> DIRECTIONS FOR THIS TASK:
Give the listing again in full, exactly as written.

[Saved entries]
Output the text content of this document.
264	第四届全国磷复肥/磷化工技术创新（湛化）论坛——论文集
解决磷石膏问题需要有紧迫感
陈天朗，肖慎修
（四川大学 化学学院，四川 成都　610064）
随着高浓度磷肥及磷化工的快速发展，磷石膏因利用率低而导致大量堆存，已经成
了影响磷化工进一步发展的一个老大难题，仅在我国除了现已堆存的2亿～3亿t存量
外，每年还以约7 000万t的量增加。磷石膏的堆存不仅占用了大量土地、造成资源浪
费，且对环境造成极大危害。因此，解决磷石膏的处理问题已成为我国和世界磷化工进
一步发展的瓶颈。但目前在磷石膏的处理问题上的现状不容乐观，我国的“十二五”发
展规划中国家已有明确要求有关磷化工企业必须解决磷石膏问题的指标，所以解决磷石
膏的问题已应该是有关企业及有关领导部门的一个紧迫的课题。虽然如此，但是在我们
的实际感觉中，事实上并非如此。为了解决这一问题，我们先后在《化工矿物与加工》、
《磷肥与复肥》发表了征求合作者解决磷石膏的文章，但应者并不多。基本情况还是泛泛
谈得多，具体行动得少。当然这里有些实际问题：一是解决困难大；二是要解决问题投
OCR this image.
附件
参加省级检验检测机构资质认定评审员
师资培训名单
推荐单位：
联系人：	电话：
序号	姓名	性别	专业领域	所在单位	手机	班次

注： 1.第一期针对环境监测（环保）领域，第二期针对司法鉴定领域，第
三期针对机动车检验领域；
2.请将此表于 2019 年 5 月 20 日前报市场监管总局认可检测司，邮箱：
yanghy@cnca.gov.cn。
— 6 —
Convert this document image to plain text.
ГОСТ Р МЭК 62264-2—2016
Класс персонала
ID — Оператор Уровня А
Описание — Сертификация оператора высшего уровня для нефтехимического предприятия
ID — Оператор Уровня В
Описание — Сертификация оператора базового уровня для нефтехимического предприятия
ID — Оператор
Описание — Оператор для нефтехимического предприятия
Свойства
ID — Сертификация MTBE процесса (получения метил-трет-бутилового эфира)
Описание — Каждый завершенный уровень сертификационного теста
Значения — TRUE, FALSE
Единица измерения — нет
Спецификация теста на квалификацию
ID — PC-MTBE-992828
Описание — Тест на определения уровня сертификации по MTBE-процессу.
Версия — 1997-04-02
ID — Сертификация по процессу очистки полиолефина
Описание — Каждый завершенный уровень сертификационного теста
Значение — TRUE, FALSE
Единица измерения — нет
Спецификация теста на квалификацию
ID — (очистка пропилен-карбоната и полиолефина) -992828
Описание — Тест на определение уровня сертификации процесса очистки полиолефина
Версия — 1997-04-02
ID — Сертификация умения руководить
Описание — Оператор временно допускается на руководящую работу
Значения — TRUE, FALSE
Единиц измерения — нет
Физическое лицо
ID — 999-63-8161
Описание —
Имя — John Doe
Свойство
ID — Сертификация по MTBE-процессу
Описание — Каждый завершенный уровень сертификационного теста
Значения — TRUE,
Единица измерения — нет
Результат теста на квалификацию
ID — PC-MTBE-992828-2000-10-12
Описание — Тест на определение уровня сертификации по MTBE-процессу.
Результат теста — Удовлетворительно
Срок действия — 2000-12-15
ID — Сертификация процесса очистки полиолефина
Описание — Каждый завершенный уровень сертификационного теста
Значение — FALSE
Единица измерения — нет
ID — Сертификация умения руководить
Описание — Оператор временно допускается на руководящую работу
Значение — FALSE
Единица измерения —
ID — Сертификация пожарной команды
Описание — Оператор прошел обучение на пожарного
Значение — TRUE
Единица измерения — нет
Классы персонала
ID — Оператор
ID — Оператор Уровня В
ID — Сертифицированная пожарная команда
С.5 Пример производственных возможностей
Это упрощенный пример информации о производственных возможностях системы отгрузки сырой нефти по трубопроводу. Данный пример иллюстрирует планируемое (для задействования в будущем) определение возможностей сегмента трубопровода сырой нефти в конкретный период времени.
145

> WRITTEN RESPONSE:
Output the text content of this document.
264	第四届全国磷复肥/磷化工技术创新（湛化）论坛——论文集
解决磷石膏问题需要有紧迫感
陈天朗，肖慎修
（四川大学 化学学院，四川 成都　610064）
随着高浓度磷肥及磷化工的快速发展，磷石膏因利用率低而导致大量堆存，已经成
了影响磷化工进一步发展的一个老大难题，仅在我国除了现已堆存的2亿～3亿t存量
外，每年还以约7 000万t的量增加。磷石膏的堆存不仅占用了大量土地、造成资源浪
费，且对环境造成极大危害。因此，解决磷石膏的处理问题已成为我国和世界磷化工进
一步发展的瓶颈。但目前在磷石膏的处理问题上的现状不容乐观，我国的“十二五”发
展规划中国家已有明确要求有关磷化工企业必须解决磷石膏问题的指标，所以解决磷石
膏的问题已应该是有关企业及有关领导部门的一个紧迫的课题。虽然如此，但是在我们
的实际感觉中，事实上并非如此。为了解决这一问题，我们先后在《化工矿物与加工》、
《磷肥与复肥》发表了征求合作者解决磷石膏的文章，但应者并不多。基本情况还是泛泛
谈得多，具体行动得少。当然这里有些实际问题：一是解决困难大；二是要解决问题投
OCR this image.
附件
参加省级检验检测机构资质认定评审员
师资培训名单
推荐单位：
联系人：	电话：
序号	姓名	性别	专业领域	所在单位	手机	班次

注： 1.第一期针对环境监测（环保）领域，第二期针对司法鉴定领域，第
三期针对机动车检验领域；
2.请将此表于 2019 年 5 月 20 日前报市场监管总局认可检测司，邮箱：
yanghy@cnca.gov.cn。
— 6 —
Convert this document image to plain text.
ГОСТ Р МЭК 62264-2—2016
Класс персонала
ID — Оператор Уровня А
Описание — Сертификация оператора высшего уровня для нефтехимического предприятия
ID — Оператор Уровня В
Описание — Сертификация оператора базового уровня для нефтехимического предприятия
ID — Оператор
Описание — Оператор для нефтехимического предприятия
Свойства
ID — Сертификация MTBE процесса (получения метил-трет-бутилового эфира)
Описание — Каждый завершенный уровень сертификационного теста
Значения — TRUE, FALSE
Единица измерения — нет
Спецификация теста на квалификацию
ID — PC-MTBE-992828
Описание — Тест на определения уровня сертификации по MTBE-процессу.
Версия — 1997-04-02
ID — Сертификация по процессу очистки полиолефина
Описание — Каждый завершенный уровень сертификационного теста
Значение — TRUE, FALSE
Единица измерения — нет
Спецификация теста на квалификацию
ID — (очистка пропилен-карбоната и полиолефина) -992828
Описание — Тест на определение уровня сертификации процесса очистки полиолефина
Версия — 1997-04-02
ID — Сертификация умения руководить
Описание — Оператор временно допускается на руководящую работу
Значения — TRUE, FALSE
Единиц измерения — нет
Физическое лицо
ID — 999-63-8161
Описание —
Имя — John Doe
Свойство
ID — Сертификация по MTBE-процессу
Описание — Каждый завершенный уровень сертификационного теста
Значения — TRUE,
Единица измерения — нет
Результат теста на квалификацию
ID — PC-MTBE-992828-2000-10-12
Описание — Тест на определение уровня сертификации по MTBE-процессу.
Результат теста — Удовлетворительно
Срок действия — 2000-12-15
ID — Сертификация процесса очистки полиолефина
Описание — Каждый завершенный уровень сертификационного теста
Значение — FALSE
Единица измерения — нет
ID — Сертификация умения руководить
Описание — Оператор временно допускается на руководящую работу
Значение — FALSE
Единица измерения —
ID — Сертификация пожарной команды
Описание — Оператор прошел обучение на пожарного
Значение — TRUE
Единица измерения — нет
Классы персонала
ID — Оператор
ID — Оператор Уровня В
ID — Сертифицированная пожарная команда
С.5 Пример производственных возможностей
Это упрощенный пример информации о производственных возможностях системы отгрузки сырой нефти по трубопроводу. Данный пример иллюстрирует планируемое (для задействования в будущем) определение возможностей сегмента трубопровода сырой нефти в конкретный период времени.
145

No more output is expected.